Written task 1: Copy the records verbatim from the line containing "q6-stem-line4: 光，则（ ）" through the line containing "q7-option-c: C. 用三棱镜观察白光看到的彩色图样是利用光的衍射现象", both included.

Passage given:

Query No. 48
Subject: Accounting treatment for leave encashment.1 A. Facts of the
Case
1. A company
was incorporated as a limited company in 1986 under the Companies Act, 1956,
for manufacturing of engineering goods like Tractions and Power
Conditioning Equipments. The company acquired the present business from
its holding company as a going concern in the year 1997.
The company is
having a turnover
of Rs. 38
crore and net worth of Rs. 10 crore. Total capital
employed in the company is Rs. 26 crore and it has 240 employees.
2. A liability
of Rs. 32.81 lakh for leave encashment of the then existing employees, on the
date of transfer of business, was also transferred to the company by its
holding company along with other assets and liabilities.
3. The rules of
leave encashment being followed by the company are described hereunder :
“The leave will be available to an employee after completion
of one year’s service. It can be accumulated upto a maximum of 240 days.
However, if an employee so desires, accumulation of leave over and above 60
days can be encashed by him at any time.” 4. As per the
querist, the company provides for the liability in respect
(i) An employee
has an option
to encash the
earned leave accumulated over and
above 60 days during the employment, i.e., he/she is not required to wait till
retirement for availing leave encashment.
(ii) The present
business/unit was established
by the holding company in the year 1989. 813
employees joined the company between 1989 to 2001, out of which 563 employees
left over the last 11 years. Therefore, average stay of
an employee in the company is less
than 5 years.

Dataset records:
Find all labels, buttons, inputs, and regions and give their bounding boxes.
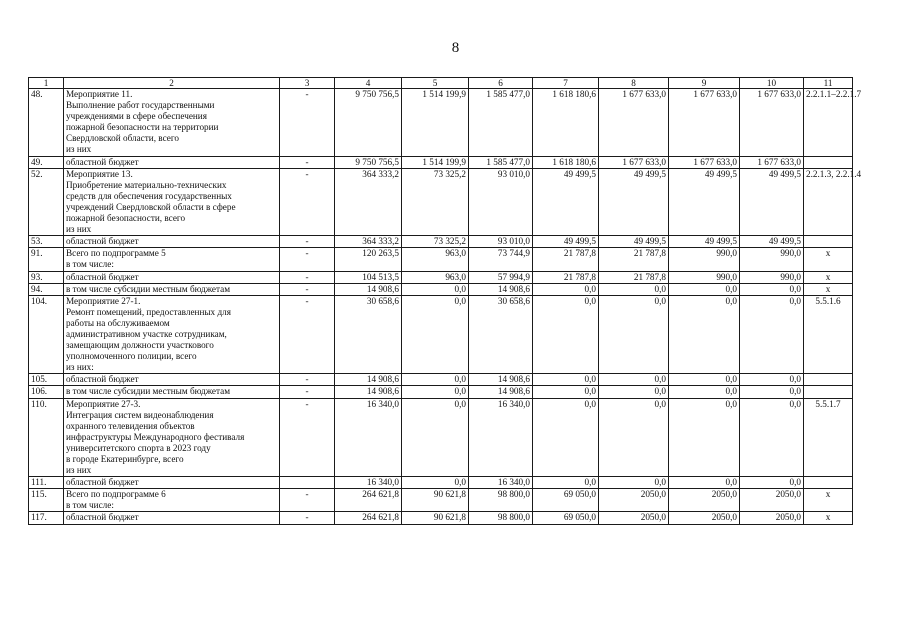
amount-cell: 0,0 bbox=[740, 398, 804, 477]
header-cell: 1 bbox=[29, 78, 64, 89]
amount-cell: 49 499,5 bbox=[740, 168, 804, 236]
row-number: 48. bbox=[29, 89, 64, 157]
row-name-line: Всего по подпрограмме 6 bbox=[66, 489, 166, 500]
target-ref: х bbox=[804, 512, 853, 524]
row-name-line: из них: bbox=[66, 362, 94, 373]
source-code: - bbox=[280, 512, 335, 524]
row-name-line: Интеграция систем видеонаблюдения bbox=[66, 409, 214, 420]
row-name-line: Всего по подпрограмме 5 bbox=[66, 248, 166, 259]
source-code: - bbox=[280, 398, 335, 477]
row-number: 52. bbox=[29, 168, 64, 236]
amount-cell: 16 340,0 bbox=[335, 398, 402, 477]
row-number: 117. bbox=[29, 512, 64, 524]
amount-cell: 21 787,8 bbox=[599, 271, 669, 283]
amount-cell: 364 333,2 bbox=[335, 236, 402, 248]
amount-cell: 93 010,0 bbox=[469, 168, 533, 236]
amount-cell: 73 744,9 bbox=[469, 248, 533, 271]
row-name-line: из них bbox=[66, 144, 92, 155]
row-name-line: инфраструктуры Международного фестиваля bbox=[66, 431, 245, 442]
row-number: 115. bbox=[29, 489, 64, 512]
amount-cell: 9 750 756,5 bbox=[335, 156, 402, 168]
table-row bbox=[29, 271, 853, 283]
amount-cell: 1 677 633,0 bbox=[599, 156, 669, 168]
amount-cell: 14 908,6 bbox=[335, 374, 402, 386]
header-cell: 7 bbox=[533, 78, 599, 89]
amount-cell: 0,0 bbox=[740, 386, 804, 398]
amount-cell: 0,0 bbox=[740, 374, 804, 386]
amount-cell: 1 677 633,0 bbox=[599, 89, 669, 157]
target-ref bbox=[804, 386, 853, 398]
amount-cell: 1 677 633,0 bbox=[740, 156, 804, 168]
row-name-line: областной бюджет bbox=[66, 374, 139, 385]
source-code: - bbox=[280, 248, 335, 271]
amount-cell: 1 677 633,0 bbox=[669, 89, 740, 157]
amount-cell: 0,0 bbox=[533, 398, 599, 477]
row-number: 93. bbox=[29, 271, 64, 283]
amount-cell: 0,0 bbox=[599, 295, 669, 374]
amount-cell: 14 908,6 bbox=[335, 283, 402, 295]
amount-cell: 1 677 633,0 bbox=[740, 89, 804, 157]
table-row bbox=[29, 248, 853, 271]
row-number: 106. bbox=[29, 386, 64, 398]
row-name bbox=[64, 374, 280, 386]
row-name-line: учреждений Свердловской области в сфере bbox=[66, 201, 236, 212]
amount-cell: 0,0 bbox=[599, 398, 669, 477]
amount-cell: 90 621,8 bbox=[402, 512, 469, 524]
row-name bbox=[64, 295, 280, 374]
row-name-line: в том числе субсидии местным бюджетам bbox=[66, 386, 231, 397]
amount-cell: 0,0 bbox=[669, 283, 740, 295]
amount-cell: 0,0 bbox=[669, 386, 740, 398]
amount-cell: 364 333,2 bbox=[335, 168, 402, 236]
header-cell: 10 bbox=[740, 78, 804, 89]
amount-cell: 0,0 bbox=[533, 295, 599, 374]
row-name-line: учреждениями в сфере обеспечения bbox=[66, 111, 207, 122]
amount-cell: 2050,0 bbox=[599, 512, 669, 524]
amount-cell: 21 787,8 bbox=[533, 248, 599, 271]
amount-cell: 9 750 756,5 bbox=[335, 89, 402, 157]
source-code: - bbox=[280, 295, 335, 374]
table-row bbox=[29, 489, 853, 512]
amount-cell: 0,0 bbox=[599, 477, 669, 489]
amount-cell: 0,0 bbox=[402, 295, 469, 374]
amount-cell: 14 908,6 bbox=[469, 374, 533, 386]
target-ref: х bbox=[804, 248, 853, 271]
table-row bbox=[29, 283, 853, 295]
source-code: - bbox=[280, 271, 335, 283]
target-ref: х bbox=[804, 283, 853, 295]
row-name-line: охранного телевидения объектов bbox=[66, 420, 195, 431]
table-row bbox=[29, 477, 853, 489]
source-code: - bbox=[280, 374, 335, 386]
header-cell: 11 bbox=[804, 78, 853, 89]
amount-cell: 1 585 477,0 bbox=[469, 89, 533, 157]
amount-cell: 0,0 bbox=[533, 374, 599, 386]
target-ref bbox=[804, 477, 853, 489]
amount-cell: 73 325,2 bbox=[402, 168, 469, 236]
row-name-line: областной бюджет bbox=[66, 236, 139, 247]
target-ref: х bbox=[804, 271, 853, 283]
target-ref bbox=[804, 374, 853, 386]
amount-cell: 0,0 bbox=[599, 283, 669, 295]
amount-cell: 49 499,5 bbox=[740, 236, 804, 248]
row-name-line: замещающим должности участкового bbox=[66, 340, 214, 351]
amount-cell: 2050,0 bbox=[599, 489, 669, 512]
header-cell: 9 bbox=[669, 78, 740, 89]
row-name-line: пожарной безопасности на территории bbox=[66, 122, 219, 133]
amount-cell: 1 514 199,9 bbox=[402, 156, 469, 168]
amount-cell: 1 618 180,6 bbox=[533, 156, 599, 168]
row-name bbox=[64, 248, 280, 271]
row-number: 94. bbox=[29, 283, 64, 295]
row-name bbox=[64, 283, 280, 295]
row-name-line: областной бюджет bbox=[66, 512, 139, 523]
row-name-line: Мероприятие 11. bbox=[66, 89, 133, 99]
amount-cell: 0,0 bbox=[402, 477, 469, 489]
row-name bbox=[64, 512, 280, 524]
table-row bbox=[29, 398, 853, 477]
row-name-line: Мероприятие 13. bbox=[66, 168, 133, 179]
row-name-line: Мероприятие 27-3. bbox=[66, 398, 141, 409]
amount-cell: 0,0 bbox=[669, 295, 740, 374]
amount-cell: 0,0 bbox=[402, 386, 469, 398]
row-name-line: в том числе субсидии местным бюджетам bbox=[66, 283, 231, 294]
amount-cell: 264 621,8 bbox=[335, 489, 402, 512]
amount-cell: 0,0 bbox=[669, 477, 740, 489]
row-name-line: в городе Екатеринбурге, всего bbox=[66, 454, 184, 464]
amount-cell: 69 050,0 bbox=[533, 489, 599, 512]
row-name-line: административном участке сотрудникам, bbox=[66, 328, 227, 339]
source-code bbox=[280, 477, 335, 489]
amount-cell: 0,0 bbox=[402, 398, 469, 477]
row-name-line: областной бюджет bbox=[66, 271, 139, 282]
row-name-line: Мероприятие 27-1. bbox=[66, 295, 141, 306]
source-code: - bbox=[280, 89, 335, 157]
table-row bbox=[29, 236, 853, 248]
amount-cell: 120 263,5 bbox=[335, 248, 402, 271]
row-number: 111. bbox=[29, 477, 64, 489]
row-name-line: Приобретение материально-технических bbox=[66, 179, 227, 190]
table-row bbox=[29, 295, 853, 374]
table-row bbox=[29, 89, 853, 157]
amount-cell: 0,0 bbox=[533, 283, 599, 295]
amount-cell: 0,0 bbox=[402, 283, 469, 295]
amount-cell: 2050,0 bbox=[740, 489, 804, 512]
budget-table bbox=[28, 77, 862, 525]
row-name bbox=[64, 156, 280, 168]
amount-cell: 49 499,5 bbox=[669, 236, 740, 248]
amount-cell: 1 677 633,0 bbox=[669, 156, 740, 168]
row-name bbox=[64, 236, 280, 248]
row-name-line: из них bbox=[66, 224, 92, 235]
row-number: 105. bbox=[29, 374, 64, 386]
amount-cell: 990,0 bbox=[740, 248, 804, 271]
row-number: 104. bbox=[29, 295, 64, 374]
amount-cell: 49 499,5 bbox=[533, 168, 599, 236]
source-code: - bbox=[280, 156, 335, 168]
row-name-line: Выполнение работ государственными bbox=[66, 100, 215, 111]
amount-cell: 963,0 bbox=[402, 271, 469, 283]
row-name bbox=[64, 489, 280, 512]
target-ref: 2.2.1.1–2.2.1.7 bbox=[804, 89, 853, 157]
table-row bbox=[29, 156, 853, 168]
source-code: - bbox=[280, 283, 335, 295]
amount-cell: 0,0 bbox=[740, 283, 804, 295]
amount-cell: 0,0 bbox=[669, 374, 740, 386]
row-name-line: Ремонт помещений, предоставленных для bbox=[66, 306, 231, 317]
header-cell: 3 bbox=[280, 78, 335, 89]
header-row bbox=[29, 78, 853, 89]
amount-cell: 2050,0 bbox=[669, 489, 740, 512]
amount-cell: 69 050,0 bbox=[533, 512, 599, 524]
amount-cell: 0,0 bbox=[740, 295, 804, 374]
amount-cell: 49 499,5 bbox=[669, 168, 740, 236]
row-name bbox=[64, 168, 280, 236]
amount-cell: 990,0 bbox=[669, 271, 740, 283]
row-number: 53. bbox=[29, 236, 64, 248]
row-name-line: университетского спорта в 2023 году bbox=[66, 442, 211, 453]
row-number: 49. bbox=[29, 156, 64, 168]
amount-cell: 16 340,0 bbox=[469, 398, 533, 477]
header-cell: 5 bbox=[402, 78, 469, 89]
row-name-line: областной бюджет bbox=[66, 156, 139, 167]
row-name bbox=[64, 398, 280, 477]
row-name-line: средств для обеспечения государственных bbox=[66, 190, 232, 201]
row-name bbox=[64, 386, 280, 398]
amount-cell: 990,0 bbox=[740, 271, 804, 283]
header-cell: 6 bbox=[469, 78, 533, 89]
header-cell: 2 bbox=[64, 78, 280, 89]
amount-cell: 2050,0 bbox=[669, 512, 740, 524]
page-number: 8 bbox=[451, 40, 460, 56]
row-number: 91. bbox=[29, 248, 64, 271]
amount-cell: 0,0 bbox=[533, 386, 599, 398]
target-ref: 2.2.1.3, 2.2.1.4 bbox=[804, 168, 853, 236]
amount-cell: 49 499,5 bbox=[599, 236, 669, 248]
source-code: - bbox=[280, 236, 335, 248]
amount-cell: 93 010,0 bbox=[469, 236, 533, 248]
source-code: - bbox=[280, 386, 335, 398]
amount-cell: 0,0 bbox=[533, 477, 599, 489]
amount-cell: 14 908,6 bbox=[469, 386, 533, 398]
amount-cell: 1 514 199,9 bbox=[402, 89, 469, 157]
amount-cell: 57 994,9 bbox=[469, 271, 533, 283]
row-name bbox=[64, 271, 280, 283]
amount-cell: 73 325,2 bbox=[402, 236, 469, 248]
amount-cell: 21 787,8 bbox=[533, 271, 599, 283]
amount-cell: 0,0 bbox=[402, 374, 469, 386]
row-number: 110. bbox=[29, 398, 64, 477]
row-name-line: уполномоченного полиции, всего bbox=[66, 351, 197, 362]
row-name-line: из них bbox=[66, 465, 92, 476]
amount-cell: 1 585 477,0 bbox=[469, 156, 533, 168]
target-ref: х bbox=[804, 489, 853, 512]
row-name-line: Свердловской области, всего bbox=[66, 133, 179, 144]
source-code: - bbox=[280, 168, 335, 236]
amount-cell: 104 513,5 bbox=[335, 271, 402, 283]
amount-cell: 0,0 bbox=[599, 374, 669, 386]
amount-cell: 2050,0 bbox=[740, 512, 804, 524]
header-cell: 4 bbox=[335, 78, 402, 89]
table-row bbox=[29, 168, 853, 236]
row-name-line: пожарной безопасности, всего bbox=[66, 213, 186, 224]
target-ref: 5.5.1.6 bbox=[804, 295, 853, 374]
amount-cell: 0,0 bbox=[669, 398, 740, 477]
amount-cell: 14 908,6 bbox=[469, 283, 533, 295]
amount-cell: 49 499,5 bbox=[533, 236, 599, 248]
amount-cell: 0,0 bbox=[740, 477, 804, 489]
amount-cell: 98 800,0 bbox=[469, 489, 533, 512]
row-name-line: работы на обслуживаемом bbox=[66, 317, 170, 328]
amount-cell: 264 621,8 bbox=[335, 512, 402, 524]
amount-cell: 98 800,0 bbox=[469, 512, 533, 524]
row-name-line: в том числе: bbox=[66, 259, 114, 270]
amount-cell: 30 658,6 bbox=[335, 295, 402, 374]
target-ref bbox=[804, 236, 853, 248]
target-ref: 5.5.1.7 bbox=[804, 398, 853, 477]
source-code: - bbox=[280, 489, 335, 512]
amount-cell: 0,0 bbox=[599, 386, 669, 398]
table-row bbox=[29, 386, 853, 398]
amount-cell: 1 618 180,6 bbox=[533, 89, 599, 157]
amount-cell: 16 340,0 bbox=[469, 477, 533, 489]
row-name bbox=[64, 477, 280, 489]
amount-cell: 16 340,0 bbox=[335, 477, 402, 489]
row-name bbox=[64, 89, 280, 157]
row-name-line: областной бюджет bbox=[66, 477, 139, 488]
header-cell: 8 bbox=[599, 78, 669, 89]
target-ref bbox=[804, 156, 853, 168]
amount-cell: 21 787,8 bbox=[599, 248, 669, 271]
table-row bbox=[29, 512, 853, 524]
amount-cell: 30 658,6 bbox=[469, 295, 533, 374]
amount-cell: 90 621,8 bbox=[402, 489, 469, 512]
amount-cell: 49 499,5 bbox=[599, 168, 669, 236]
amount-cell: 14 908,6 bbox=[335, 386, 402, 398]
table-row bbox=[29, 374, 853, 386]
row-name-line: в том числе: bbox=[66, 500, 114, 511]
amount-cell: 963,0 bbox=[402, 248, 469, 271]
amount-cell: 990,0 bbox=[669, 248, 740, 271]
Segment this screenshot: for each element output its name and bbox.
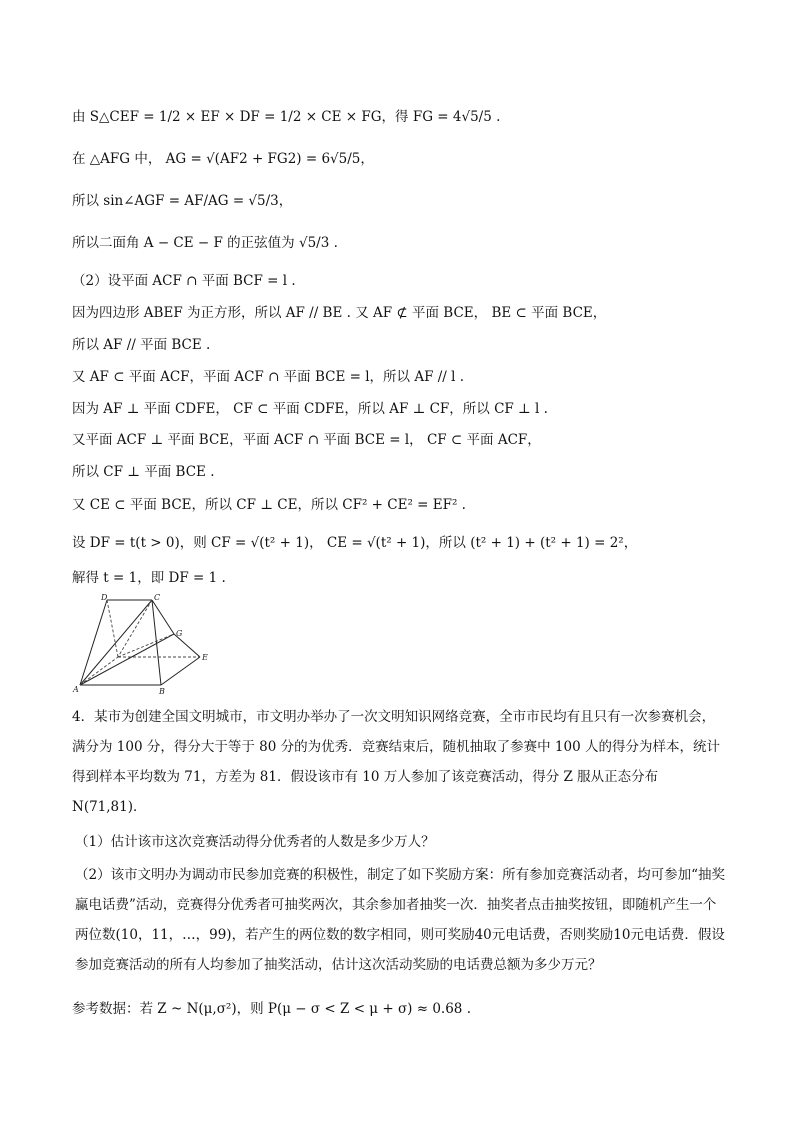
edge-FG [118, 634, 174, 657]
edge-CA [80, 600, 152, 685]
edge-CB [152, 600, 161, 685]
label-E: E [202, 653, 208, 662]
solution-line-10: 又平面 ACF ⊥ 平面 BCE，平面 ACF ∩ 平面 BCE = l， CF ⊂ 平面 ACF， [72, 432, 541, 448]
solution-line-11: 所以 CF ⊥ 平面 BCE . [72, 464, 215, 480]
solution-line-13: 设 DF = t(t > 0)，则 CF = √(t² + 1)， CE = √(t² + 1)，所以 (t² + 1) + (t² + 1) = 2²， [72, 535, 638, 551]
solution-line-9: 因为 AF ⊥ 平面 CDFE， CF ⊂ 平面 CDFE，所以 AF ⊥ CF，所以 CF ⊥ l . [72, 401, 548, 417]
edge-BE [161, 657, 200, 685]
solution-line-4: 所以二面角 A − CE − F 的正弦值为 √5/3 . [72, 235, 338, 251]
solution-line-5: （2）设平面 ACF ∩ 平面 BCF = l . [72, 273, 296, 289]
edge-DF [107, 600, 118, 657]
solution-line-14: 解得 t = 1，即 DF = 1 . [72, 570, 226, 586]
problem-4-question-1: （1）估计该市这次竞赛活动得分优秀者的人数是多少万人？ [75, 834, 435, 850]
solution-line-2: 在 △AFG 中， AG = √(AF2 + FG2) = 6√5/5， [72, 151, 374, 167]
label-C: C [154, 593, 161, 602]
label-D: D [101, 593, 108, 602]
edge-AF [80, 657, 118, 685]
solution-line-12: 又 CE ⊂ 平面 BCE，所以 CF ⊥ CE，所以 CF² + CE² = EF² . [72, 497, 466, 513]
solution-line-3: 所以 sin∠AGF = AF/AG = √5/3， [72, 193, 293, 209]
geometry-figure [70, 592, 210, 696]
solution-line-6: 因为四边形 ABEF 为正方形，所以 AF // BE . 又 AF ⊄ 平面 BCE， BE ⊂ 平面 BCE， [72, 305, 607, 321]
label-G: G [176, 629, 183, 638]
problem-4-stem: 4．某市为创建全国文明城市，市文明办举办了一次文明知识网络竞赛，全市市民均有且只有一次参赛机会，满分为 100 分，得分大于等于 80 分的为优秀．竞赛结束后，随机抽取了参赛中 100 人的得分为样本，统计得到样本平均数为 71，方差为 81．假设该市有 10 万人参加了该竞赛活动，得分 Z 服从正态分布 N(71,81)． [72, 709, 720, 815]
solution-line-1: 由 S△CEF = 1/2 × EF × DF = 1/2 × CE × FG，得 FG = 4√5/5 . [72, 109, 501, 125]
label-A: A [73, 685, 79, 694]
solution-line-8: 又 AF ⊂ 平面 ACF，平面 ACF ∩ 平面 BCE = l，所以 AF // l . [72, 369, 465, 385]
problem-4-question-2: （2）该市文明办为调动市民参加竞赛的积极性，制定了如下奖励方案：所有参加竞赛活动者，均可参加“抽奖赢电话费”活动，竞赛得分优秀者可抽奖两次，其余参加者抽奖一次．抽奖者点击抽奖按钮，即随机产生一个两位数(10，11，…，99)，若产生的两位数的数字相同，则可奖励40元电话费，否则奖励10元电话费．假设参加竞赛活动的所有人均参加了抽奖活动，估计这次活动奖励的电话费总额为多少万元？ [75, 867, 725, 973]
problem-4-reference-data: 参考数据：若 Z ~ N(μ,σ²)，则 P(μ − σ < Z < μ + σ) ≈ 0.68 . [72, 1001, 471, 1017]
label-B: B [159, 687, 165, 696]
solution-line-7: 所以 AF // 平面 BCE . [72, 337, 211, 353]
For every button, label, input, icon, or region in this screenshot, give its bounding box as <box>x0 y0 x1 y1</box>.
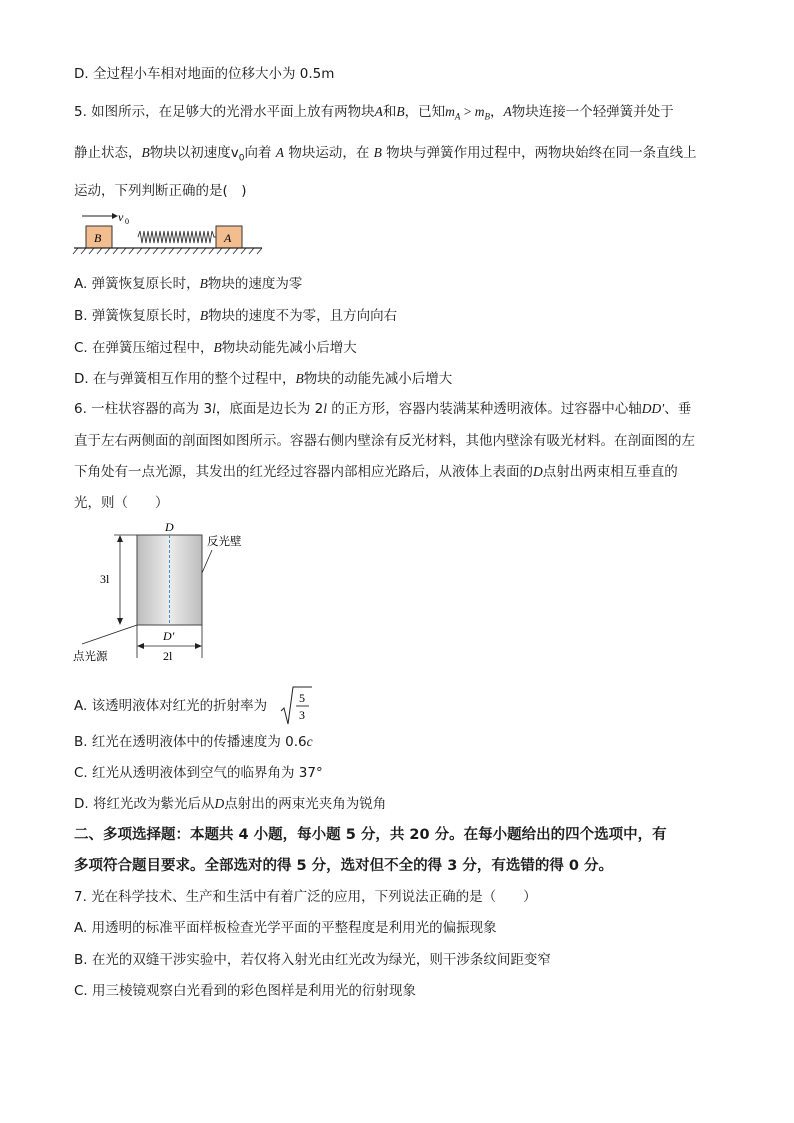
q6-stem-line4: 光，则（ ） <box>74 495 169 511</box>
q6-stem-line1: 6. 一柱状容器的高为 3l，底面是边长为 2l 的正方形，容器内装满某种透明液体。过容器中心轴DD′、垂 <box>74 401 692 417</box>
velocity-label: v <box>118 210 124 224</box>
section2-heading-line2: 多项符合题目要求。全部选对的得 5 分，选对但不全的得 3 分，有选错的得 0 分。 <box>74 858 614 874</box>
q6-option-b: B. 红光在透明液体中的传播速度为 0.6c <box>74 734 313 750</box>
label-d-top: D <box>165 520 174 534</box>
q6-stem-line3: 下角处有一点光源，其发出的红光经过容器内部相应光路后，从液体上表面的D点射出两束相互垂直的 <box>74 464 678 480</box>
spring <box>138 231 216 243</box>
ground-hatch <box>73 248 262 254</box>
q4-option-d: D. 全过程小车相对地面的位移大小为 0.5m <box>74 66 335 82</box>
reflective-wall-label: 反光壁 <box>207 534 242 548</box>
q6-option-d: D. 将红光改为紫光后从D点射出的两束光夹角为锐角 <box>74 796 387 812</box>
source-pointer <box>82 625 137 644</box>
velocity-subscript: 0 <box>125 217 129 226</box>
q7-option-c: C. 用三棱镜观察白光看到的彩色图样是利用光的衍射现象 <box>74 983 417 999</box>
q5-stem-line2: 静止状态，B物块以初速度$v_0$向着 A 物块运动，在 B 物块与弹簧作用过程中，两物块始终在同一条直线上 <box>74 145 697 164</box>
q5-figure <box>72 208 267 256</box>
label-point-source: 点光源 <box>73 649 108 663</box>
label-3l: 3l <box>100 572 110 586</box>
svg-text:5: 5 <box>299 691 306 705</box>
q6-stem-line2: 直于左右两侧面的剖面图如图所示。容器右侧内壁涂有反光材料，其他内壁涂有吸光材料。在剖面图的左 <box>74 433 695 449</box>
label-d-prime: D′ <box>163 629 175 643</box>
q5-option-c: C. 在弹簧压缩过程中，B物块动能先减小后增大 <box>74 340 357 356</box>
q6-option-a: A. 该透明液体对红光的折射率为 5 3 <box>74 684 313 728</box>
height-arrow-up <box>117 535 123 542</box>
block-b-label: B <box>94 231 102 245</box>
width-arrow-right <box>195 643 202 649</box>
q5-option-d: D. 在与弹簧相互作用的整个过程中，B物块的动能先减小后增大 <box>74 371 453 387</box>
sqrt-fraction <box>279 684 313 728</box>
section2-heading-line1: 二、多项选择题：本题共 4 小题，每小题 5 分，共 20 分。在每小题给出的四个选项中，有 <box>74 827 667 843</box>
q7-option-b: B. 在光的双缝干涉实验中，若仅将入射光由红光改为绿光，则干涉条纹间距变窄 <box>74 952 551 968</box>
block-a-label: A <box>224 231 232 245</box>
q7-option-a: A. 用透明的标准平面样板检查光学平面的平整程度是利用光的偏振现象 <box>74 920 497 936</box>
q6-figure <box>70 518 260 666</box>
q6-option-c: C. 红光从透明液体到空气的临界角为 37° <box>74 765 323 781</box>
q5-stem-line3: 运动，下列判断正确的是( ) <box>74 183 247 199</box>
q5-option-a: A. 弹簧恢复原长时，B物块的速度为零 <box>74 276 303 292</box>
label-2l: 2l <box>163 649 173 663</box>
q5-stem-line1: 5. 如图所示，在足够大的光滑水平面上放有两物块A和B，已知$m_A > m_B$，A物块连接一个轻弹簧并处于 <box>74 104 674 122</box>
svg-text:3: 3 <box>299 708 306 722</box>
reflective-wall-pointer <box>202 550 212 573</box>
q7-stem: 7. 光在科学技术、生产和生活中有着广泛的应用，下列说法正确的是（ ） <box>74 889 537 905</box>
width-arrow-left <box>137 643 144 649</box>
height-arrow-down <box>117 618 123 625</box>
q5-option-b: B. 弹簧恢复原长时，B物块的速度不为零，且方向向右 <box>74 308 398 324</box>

Written task 2: How would you translate this sentence from the leave encashment query into Spanish: "Total capital employed in the company is Rs. 26 crore and it has 240 employees."

Correct answer 1:
q6-stem-line4: 光，则（ ） <box>74 495 169 511</box>
q6-stem-line1: 6. 一柱状容器的高为 3l，底面是边长为 2l 的正方形，容器内装满某种透明液体。过容器中心轴DD′、垂 <box>74 401 692 417</box>
velocity-label: v <box>118 210 124 224</box>
section2-heading-line2: 多项符合题目要求。全部选对的得 5 分，选对但不全的得 3 分，有选错的得 0 分。 <box>74 858 614 874</box>
q6-option-b: B. 红光在透明液体中的传播速度为 0.6c <box>74 734 313 750</box>
label-d-top: D <box>165 520 174 534</box>
q6-stem-line3: 下角处有一点光源，其发出的红光经过容器内部相应光路后，从液体上表面的D点射出两束相互垂直的 <box>74 464 678 480</box>
spring <box>138 231 216 243</box>
ground-hatch <box>73 248 262 254</box>
q4-option-d: D. 全过程小车相对地面的位移大小为 0.5m <box>74 66 335 82</box>
reflective-wall-label: 反光壁 <box>207 534 242 548</box>
q6-option-d: D. 将红光改为紫光后从D点射出的两束光夹角为锐角 <box>74 796 387 812</box>
source-pointer <box>82 625 137 644</box>
velocity-subscript: 0 <box>125 217 129 226</box>
q7-option-c: C. 用三棱镜观察白光看到的彩色图样是利用光的衍射现象 <box>74 983 417 999</box>

Correct answer 2: El capital total empleado en la empresa asciende a 26 crore de rupias y cuenta con 240 empleados.